Start of Supplied records

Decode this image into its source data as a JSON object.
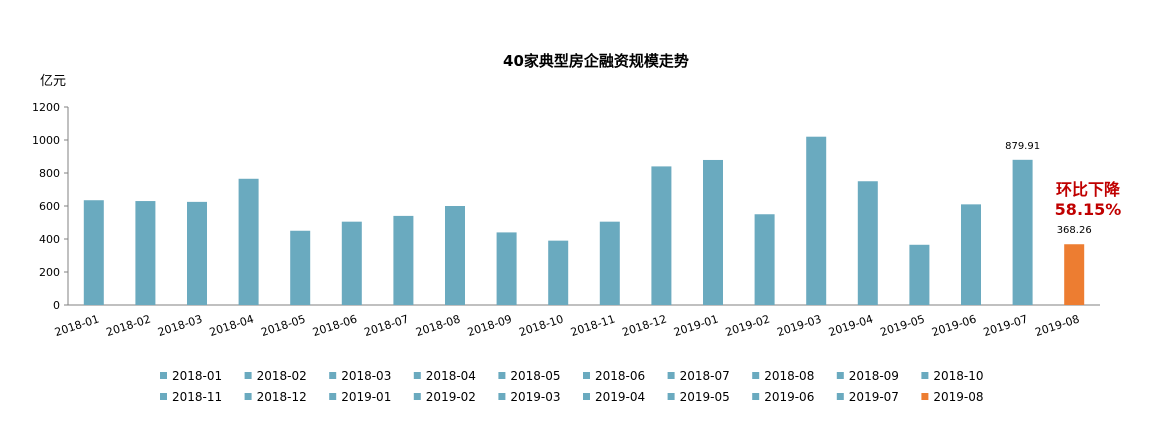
{
  "chart_data": {
    "type": "bar",
    "title": "40家典型房企融资规模走势",
    "ylabel": "亿元",
    "xlabel": "",
    "ylim": [
      0,
      1200
    ],
    "yticks": [
      0,
      200,
      400,
      600,
      800,
      1000,
      1200
    ],
    "grid": false,
    "legend_position": "bottom",
    "categories": [
      "2018-01",
      "2018-02",
      "2018-03",
      "2018-04",
      "2018-05",
      "2018-06",
      "2018-07",
      "2018-08",
      "2018-09",
      "2018-10",
      "2018-11",
      "2018-12",
      "2019-01",
      "2019-02",
      "2019-03",
      "2019-04",
      "2019-05",
      "2019-06",
      "2019-07",
      "2019-08"
    ],
    "values": [
      635,
      630,
      625,
      765,
      450,
      505,
      540,
      600,
      440,
      390,
      505,
      840,
      879,
      550,
      1020,
      750,
      365,
      610,
      879.91,
      368.26
    ],
    "colors": [
      "#6aaabf",
      "#6aaabf",
      "#6aaabf",
      "#6aaabf",
      "#6aaabf",
      "#6aaabf",
      "#6aaabf",
      "#6aaabf",
      "#6aaabf",
      "#6aaabf",
      "#6aaabf",
      "#6aaabf",
      "#6aaabf",
      "#6aaabf",
      "#6aaabf",
      "#6aaabf",
      "#6aaabf",
      "#6aaabf",
      "#6aaabf",
      "#ed7d31"
    ],
    "data_labels": [
      {
        "index": 18,
        "text": "879.91"
      },
      {
        "index": 19,
        "text": "368.26"
      }
    ],
    "annotation": {
      "line1": "环比下降",
      "line2": "58.15%",
      "color": "#c00000"
    },
    "legend": [
      "2018-01",
      "2018-02",
      "2018-03",
      "2018-04",
      "2018-05",
      "2018-06",
      "2018-07",
      "2018-08",
      "2018-09",
      "2018-10",
      "2018-11",
      "2018-12",
      "2019-01",
      "2019-02",
      "2019-03",
      "2019-04",
      "2019-05",
      "2019-06",
      "2019-07",
      "2019-08"
    ]
  }
}
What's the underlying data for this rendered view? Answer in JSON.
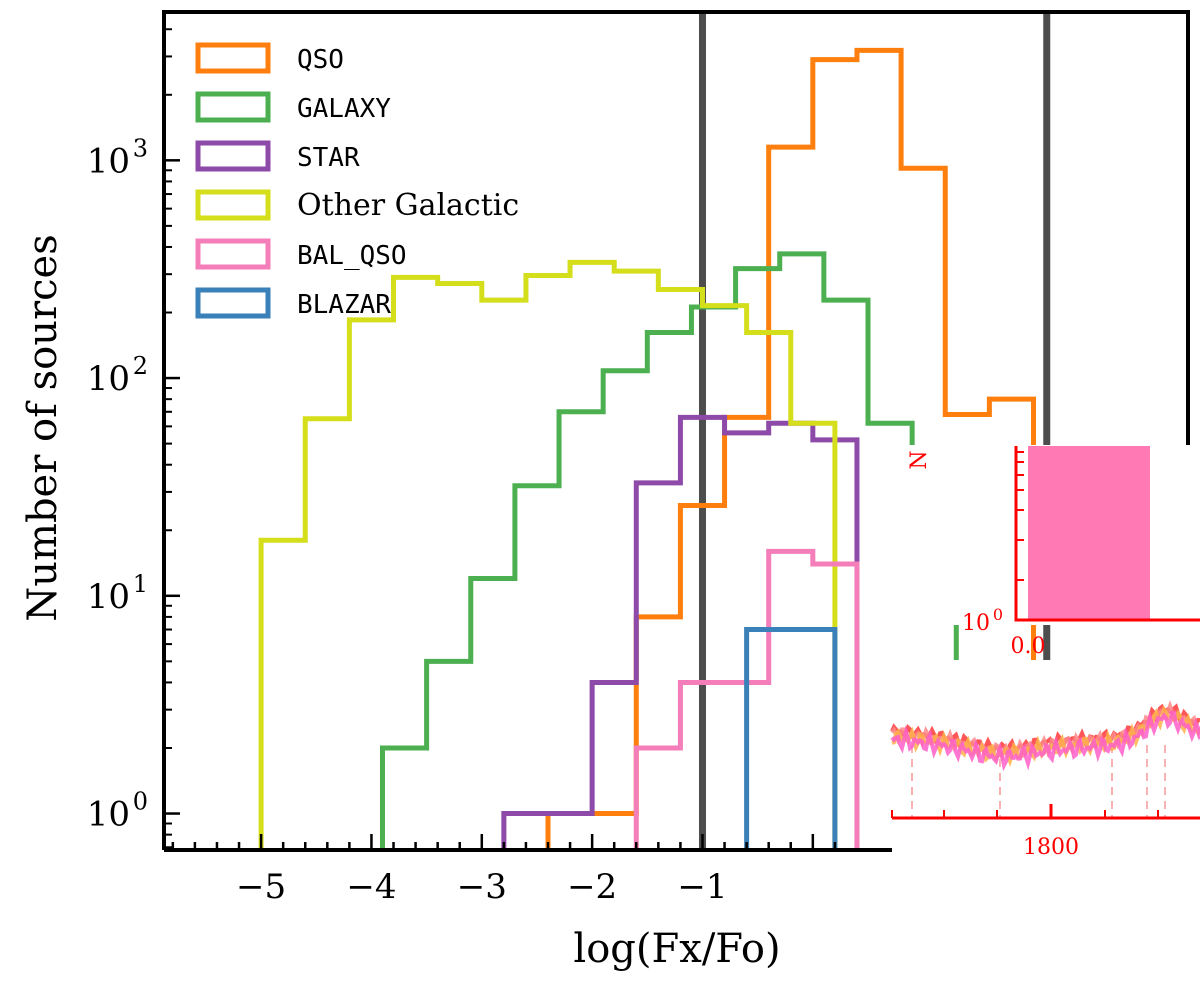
{
  "chart_data": [
    {
      "type": "histogram",
      "xlabel": "log(Fx/Fo)",
      "ylabel": "Number of sources",
      "xlim": [
        -5.88,
        3.4
      ],
      "ylim": [
        0.68,
        4800
      ],
      "yscale": "log",
      "grid": false,
      "legend_position": "top-left",
      "x_ticks": [
        -5,
        -4,
        -3,
        -2,
        -1
      ],
      "x_tick_labels": [
        "−5",
        "−4",
        "−3",
        "−2",
        "−1"
      ],
      "y_ticks": [
        1,
        10,
        100,
        1000
      ],
      "y_tick_labels": [
        "10",
        "10",
        "10",
        "10"
      ],
      "y_tick_exponents": [
        "0",
        "1",
        "2",
        "3"
      ],
      "bin_edges": [
        -5.0,
        -4.6,
        -4.2,
        -3.8,
        -3.4,
        -3.0,
        -2.6,
        -2.2,
        -1.8,
        -1.4,
        -1.0,
        -0.6,
        -0.2,
        0.2,
        0.6,
        1.0,
        1.4,
        1.8,
        2.2
      ],
      "vertical_lines_x": [
        -1.0,
        2.12
      ],
      "vertical_line_color": "#4d4d4d",
      "series": [
        {
          "name": "QSO",
          "color": "#ff7f0e",
          "start_edge": -2.4,
          "end_edge": 2.2,
          "values": [
            1,
            1,
            8,
            26,
            66,
            1150,
            2900,
            3200,
            920,
            68,
            80
          ]
        },
        {
          "name": "GALAXY",
          "color": "#4caf50",
          "start_edge": -3.9,
          "end_edge": 1.0,
          "values": [
            2,
            5,
            12,
            32,
            70,
            108,
            162,
            212,
            318,
            372,
            228,
            62,
            48
          ]
        },
        {
          "name": "STAR",
          "color": "#8e4aa8",
          "start_edge": -2.8,
          "end_edge": 0.2,
          "values": [
            1,
            1,
            4,
            33,
            66,
            56,
            62,
            52
          ]
        },
        {
          "name": "Other Galactic",
          "color": "#d4de1b",
          "start_edge": -5.0,
          "end_edge": 0.2,
          "values": [
            18,
            65,
            185,
            290,
            272,
            228,
            296,
            340,
            310,
            255,
            215,
            162,
            62
          ]
        },
        {
          "name": "BAL_QSO",
          "color": "#f47eb9",
          "start_edge": -1.6,
          "end_edge": 0.6,
          "values": [
            2,
            4,
            4,
            16,
            14
          ]
        },
        {
          "name": "BLAZAR",
          "color": "#3a80b9",
          "start_edge": -0.6,
          "end_edge": 0.2,
          "values": [
            7,
            7
          ]
        }
      ]
    },
    {
      "type": "bar",
      "inset": "upper",
      "x_tick_labels": [
        "0.0"
      ],
      "y_tick_labels": [
        "10"
      ],
      "y_tick_exponents": [
        "0"
      ],
      "axis_color": "#ff0000",
      "bar_color": "#ff79b4",
      "ylabel_fragment": "N"
    },
    {
      "type": "line",
      "inset": "lower",
      "x_tick_labels": [
        "1800"
      ],
      "axis_color": "#ff0000",
      "line_colors": [
        "#ff3a3a",
        "#ff8a8a",
        "#ffb24a",
        "#ff5fc8"
      ]
    }
  ]
}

End of Supplied records

### The exercise:
Ignore the images and quote every line of the listing exactly.

### Result:
Decode this image into its source data as a JSON object.
{
  "chart_data": {
    "type": "bar",
    "title": "40家典型房企融资规模走势",
    "ylabel": "亿元",
    "xlabel": "",
    "ylim": [
      0,
      1200
    ],
    "yticks": [
      0,
      200,
      400,
      600,
      800,
      1000,
      1200
    ],
    "grid": false,
    "legend_position": "bottom",
    "categories": [
      "2018-01",
      "2018-02",
      "2018-03",
      "2018-04",
      "2018-05",
      "2018-06",
      "2018-07",
      "2018-08",
      "2018-09",
      "2018-10",
      "2018-11",
      "2018-12",
      "2019-01",
      "2019-02",
      "2019-03",
      "2019-04",
      "2019-05",
      "2019-06",
      "2019-07",
      "2019-08"
    ],
    "values": [
      635,
      630,
      625,
      765,
      450,
      505,
      540,
      600,
      440,
      390,
      505,
      840,
      879,
      550,
      1020,
      750,
      365,
      610,
      879.91,
      368.26
    ],
    "colors": [
      "#6aaabf",
      "#6aaabf",
      "#6aaabf",
      "#6aaabf",
      "#6aaabf",
      "#6aaabf",
      "#6aaabf",
      "#6aaabf",
      "#6aaabf",
      "#6aaabf",
      "#6aaabf",
      "#6aaabf",
      "#6aaabf",
      "#6aaabf",
      "#6aaabf",
      "#6aaabf",
      "#6aaabf",
      "#6aaabf",
      "#6aaabf",
      "#ed7d31"
    ],
    "data_labels": [
      {
        "index": 18,
        "text": "879.91"
      },
      {
        "index": 19,
        "text": "368.26"
      }
    ],
    "annotation": {
      "line1": "环比下降",
      "line2": "58.15%",
      "color": "#c00000"
    },
    "legend": [
      "2018-01",
      "2018-02",
      "2018-03",
      "2018-04",
      "2018-05",
      "2018-06",
      "2018-07",
      "2018-08",
      "2018-09",
      "2018-10",
      "2018-11",
      "2018-12",
      "2019-01",
      "2019-02",
      "2019-03",
      "2019-04",
      "2019-05",
      "2019-06",
      "2019-07",
      "2019-08"
    ]
  }
}
What's the underlying data for this rendered view? Answer in JSON.
{
  "chart_data": [
    {
      "type": "histogram",
      "xlabel": "log(Fx/Fo)",
      "ylabel": "Number of sources",
      "xlim": [
        -5.88,
        3.4
      ],
      "ylim": [
        0.68,
        4800
      ],
      "yscale": "log",
      "grid": false,
      "legend_position": "top-left",
      "x_ticks": [
        -5,
        -4,
        -3,
        -2,
        -1
      ],
      "x_tick_labels": [
        "−5",
        "−4",
        "−3",
        "−2",
        "−1"
      ],
      "y_ticks": [
        1,
        10,
        100,
        1000
      ],
      "y_tick_labels": [
        "10",
        "10",
        "10",
        "10"
      ],
      "y_tick_exponents": [
        "0",
        "1",
        "2",
        "3"
      ],
      "bin_edges": [
        -5.0,
        -4.6,
        -4.2,
        -3.8,
        -3.4,
        -3.0,
        -2.6,
        -2.2,
        -1.8,
        -1.4,
        -1.0,
        -0.6,
        -0.2,
        0.2,
        0.6,
        1.0,
        1.4,
        1.8,
        2.2
      ],
      "vertical_lines_x": [
        -1.0,
        2.12
      ],
      "vertical_line_color": "#4d4d4d",
      "series": [
        {
          "name": "QSO",
          "color": "#ff7f0e",
          "start_edge": -2.4,
          "end_edge": 2.2,
          "values": [
            1,
            1,
            8,
            26,
            66,
            1150,
            2900,
            3200,
            920,
            68,
            80
          ]
        },
        {
          "name": "GALAXY",
          "color": "#4caf50",
          "start_edge": -3.9,
          "end_edge": 1.0,
          "values": [
            2,
            5,
            12,
            32,
            70,
            108,
            162,
            212,
            318,
            372,
            228,
            62,
            48
          ]
        },
        {
          "name": "STAR",
          "color": "#8e4aa8",
          "start_edge": -2.8,
          "end_edge": 0.2,
          "values": [
            1,
            1,
            4,
            33,
            66,
            56,
            62,
            52
          ]
        },
        {
          "name": "Other Galactic",
          "color": "#d4de1b",
          "start_edge": -5.0,
          "end_edge": 0.2,
          "values": [
            18,
            65,
            185,
            290,
            272,
            228,
            296,
            340,
            310,
            255,
            215,
            162,
            62
          ]
        },
        {
          "name": "BAL_QSO",
          "color": "#f47eb9",
          "start_edge": -1.6,
          "end_edge": 0.6,
          "values": [
            2,
            4,
            4,
            16,
            14
          ]
        },
        {
          "name": "BLAZAR",
          "color": "#3a80b9",
          "start_edge": -0.6,
          "end_edge": 0.2,
          "values": [
            7,
            7
          ]
        }
      ]
    },
    {
      "type": "bar",
      "inset": "upper",
      "x_tick_labels": [
        "0.0"
      ],
      "y_tick_labels": [
        "10"
      ],
      "y_tick_exponents": [
        "0"
      ],
      "axis_color": "#ff0000",
      "bar_color": "#ff79b4",
      "ylabel_fragment": "N"
    },
    {
      "type": "line",
      "inset": "lower",
      "x_tick_labels": [
        "1800"
      ],
      "axis_color": "#ff0000",
      "line_colors": [
        "#ff3a3a",
        "#ff8a8a",
        "#ffb24a",
        "#ff5fc8"
      ]
    }
  ]
}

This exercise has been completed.